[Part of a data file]
····················
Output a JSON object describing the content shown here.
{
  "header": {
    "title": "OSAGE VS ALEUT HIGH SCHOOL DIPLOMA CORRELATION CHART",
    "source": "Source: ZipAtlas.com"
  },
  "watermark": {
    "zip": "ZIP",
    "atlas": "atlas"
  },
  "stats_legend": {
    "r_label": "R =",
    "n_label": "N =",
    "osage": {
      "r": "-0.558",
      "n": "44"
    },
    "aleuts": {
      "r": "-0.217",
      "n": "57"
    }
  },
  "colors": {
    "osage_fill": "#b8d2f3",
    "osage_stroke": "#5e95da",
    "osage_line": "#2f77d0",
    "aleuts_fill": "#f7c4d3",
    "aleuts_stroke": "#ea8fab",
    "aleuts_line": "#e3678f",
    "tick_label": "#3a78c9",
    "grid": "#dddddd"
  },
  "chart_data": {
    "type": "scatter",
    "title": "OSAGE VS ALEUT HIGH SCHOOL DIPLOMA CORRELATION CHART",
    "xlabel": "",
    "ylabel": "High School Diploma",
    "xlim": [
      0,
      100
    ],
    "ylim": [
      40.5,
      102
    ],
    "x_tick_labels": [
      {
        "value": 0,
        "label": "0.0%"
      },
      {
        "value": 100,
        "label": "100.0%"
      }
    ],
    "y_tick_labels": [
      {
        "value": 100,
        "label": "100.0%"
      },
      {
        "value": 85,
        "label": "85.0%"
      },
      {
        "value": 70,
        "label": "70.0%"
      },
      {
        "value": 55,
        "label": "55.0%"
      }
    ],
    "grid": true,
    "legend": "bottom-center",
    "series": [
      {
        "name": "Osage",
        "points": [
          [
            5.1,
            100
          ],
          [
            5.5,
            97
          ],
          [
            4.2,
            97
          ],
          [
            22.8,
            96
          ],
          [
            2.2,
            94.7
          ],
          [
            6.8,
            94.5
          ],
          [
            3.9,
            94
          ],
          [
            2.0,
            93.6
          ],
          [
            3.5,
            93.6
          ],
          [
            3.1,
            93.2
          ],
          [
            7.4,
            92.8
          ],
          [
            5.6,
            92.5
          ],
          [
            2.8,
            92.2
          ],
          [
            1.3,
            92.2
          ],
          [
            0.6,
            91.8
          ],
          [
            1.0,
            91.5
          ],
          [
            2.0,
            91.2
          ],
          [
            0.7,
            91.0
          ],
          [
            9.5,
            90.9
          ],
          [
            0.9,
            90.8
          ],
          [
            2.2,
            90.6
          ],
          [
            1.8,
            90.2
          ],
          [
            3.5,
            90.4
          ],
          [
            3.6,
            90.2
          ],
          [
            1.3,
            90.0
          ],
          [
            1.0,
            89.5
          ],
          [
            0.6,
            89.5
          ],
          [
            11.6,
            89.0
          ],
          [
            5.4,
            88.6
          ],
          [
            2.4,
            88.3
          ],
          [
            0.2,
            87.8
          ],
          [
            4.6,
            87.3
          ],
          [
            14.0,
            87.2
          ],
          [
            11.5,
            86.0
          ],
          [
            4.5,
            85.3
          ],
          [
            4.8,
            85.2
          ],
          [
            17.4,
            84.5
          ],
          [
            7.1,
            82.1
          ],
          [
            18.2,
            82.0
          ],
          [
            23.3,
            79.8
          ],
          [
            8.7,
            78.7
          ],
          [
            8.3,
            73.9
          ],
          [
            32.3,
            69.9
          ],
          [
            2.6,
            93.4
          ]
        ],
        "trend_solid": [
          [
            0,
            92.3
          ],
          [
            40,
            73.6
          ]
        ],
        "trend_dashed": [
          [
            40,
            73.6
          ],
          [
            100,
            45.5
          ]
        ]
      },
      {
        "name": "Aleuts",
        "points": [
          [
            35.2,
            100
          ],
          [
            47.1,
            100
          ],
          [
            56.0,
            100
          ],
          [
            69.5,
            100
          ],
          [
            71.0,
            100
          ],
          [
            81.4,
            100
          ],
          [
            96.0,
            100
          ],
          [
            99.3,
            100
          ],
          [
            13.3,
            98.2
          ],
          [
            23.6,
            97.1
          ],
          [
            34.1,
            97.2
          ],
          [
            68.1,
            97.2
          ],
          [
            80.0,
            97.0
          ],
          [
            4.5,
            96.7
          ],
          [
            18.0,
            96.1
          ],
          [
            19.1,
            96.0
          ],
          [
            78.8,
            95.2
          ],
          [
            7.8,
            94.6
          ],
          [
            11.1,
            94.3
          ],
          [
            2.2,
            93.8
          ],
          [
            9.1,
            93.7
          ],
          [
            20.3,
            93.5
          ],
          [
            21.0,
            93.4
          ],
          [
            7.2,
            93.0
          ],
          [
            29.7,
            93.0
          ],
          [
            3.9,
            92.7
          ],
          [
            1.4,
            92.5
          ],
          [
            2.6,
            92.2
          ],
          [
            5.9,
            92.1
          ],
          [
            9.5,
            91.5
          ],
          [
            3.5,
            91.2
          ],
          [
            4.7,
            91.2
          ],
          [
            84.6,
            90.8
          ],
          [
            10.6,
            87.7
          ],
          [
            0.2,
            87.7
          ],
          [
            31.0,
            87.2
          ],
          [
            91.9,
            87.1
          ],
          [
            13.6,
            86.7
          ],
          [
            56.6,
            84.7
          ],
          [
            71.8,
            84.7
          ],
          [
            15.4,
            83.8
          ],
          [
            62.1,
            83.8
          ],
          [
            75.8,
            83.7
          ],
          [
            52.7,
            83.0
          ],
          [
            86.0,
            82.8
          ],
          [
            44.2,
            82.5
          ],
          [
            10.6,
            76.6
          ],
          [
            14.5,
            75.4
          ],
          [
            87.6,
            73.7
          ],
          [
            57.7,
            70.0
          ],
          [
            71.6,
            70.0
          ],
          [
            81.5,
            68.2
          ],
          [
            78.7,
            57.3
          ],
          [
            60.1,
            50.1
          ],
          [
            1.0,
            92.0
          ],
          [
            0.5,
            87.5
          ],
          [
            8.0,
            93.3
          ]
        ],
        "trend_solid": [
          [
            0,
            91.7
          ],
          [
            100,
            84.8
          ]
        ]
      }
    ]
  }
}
····················
**EXERCISE:** Every entry must be retyped in full, exactly as given.

**REPLY:**
Output a JSON object describing the content shown here.
{
  "header": {
    "title": "OSAGE VS ALEUT HIGH SCHOOL DIPLOMA CORRELATION CHART",
    "source": "Source: ZipAtlas.com"
  },
  "watermark": {
    "zip": "ZIP",
    "atlas": "atlas"
  },
  "stats_legend": {
    "r_label": "R =",
    "n_label": "N =",
    "osage": {
      "r": "-0.558",
      "n": "44"
    },
    "aleuts": {
      "r": "-0.217",
      "n": "57"
    }
  },
  "colors": {
    "osage_fill": "#b8d2f3",
    "osage_stroke": "#5e95da",
    "osage_line": "#2f77d0",
    "aleuts_fill": "#f7c4d3",
    "aleuts_stroke": "#ea8fab",
    "aleuts_line": "#e3678f",
    "tick_label": "#3a78c9",
    "grid": "#dddddd"
  },
  "chart_data": {
    "type": "scatter",
    "title": "OSAGE VS ALEUT HIGH SCHOOL DIPLOMA CORRELATION CHART",
    "xlabel": "",
    "ylabel": "High School Diploma",
    "xlim": [
      0,
      100
    ],
    "ylim": [
      40.5,
      102
    ],
    "x_tick_labels": [
      {
        "value": 0,
        "label": "0.0%"
      },
      {
        "value": 100,
        "label": "100.0%"
      }
    ],
    "y_tick_labels": [
      {
        "value": 100,
        "label": "100.0%"
      },
      {
        "value": 85,
        "label": "85.0%"
      },
      {
        "value": 70,
        "label": "70.0%"
      },
      {
        "value": 55,
        "label": "55.0%"
      }
    ],
    "grid": true,
    "legend": "bottom-center",
    "series": [
      {
        "name": "Osage",
        "points": [
          [
            5.1,
            100
          ],
          [
            5.5,
            97
          ],
          [
            4.2,
            97
          ],
          [
            22.8,
            96
          ],
          [
            2.2,
            94.7
          ],
          [
            6.8,
            94.5
          ],
          [
            3.9,
            94
          ],
          [
            2.0,
            93.6
          ],
          [
            3.5,
            93.6
          ],
          [
            3.1,
            93.2
          ],
          [
            7.4,
            92.8
          ],
          [
            5.6,
            92.5
          ],
          [
            2.8,
            92.2
          ],
          [
            1.3,
            92.2
          ],
          [
            0.6,
            91.8
          ],
          [
            1.0,
            91.5
          ],
          [
            2.0,
            91.2
          ],
          [
            0.7,
            91.0
          ],
          [
            9.5,
            90.9
          ],
          [
            0.9,
            90.8
          ],
          [
            2.2,
            90.6
          ],
          [
            1.8,
            90.2
          ],
          [
            3.5,
            90.4
          ],
          [
            3.6,
            90.2
          ],
          [
            1.3,
            90.0
          ],
          [
            1.0,
            89.5
          ],
          [
            0.6,
            89.5
          ],
          [
            11.6,
            89.0
          ],
          [
            5.4,
            88.6
          ],
          [
            2.4,
            88.3
          ],
          [
            0.2,
            87.8
          ],
          [
            4.6,
            87.3
          ],
          [
            14.0,
            87.2
          ],
          [
            11.5,
            86.0
          ],
          [
            4.5,
            85.3
          ],
          [
            4.8,
            85.2
          ],
          [
            17.4,
            84.5
          ],
          [
            7.1,
            82.1
          ],
          [
            18.2,
            82.0
          ],
          [
            23.3,
            79.8
          ],
          [
            8.7,
            78.7
          ],
          [
            8.3,
            73.9
          ],
          [
            32.3,
            69.9
          ],
          [
            2.6,
            93.4
          ]
        ],
        "trend_solid": [
          [
            0,
            92.3
          ],
          [
            40,
            73.6
          ]
        ],
        "trend_dashed": [
          [
            40,
            73.6
          ],
          [
            100,
            45.5
          ]
        ]
      },
      {
        "name": "Aleuts",
        "points": [
          [
            35.2,
            100
          ],
          [
            47.1,
            100
          ],
          [
            56.0,
            100
          ],
          [
            69.5,
            100
          ],
          [
            71.0,
            100
          ],
          [
            81.4,
            100
          ],
          [
            96.0,
            100
          ],
          [
            99.3,
            100
          ],
          [
            13.3,
            98.2
          ],
          [
            23.6,
            97.1
          ],
          [
            34.1,
            97.2
          ],
          [
            68.1,
            97.2
          ],
          [
            80.0,
            97.0
          ],
          [
            4.5,
            96.7
          ],
          [
            18.0,
            96.1
          ],
          [
            19.1,
            96.0
          ],
          [
            78.8,
            95.2
          ],
          [
            7.8,
            94.6
          ],
          [
            11.1,
            94.3
          ],
          [
            2.2,
            93.8
          ],
          [
            9.1,
            93.7
          ],
          [
            20.3,
            93.5
          ],
          [
            21.0,
            93.4
          ],
          [
            7.2,
            93.0
          ],
          [
            29.7,
            93.0
          ],
          [
            3.9,
            92.7
          ],
          [
            1.4,
            92.5
          ],
          [
            2.6,
            92.2
          ],
          [
            5.9,
            92.1
          ],
          [
            9.5,
            91.5
          ],
          [
            3.5,
            91.2
          ],
          [
            4.7,
            91.2
          ],
          [
            84.6,
            90.8
          ],
          [
            10.6,
            87.7
          ],
          [
            0.2,
            87.7
          ],
          [
            31.0,
            87.2
          ],
          [
            91.9,
            87.1
          ],
          [
            13.6,
            86.7
          ],
          [
            56.6,
            84.7
          ],
          [
            71.8,
            84.7
          ],
          [
            15.4,
            83.8
          ],
          [
            62.1,
            83.8
          ],
          [
            75.8,
            83.7
          ],
          [
            52.7,
            83.0
          ],
          [
            86.0,
            82.8
          ],
          [
            44.2,
            82.5
          ],
          [
            10.6,
            76.6
          ],
          [
            14.5,
            75.4
          ],
          [
            87.6,
            73.7
          ],
          [
            57.7,
            70.0
          ],
          [
            71.6,
            70.0
          ],
          [
            81.5,
            68.2
          ],
          [
            78.7,
            57.3
          ],
          [
            60.1,
            50.1
          ],
          [
            1.0,
            92.0
          ],
          [
            0.5,
            87.5
          ],
          [
            8.0,
            93.3
          ]
        ],
        "trend_solid": [
          [
            0,
            91.7
          ],
          [
            100,
            84.8
          ]
        ]
      }
    ]
  }
}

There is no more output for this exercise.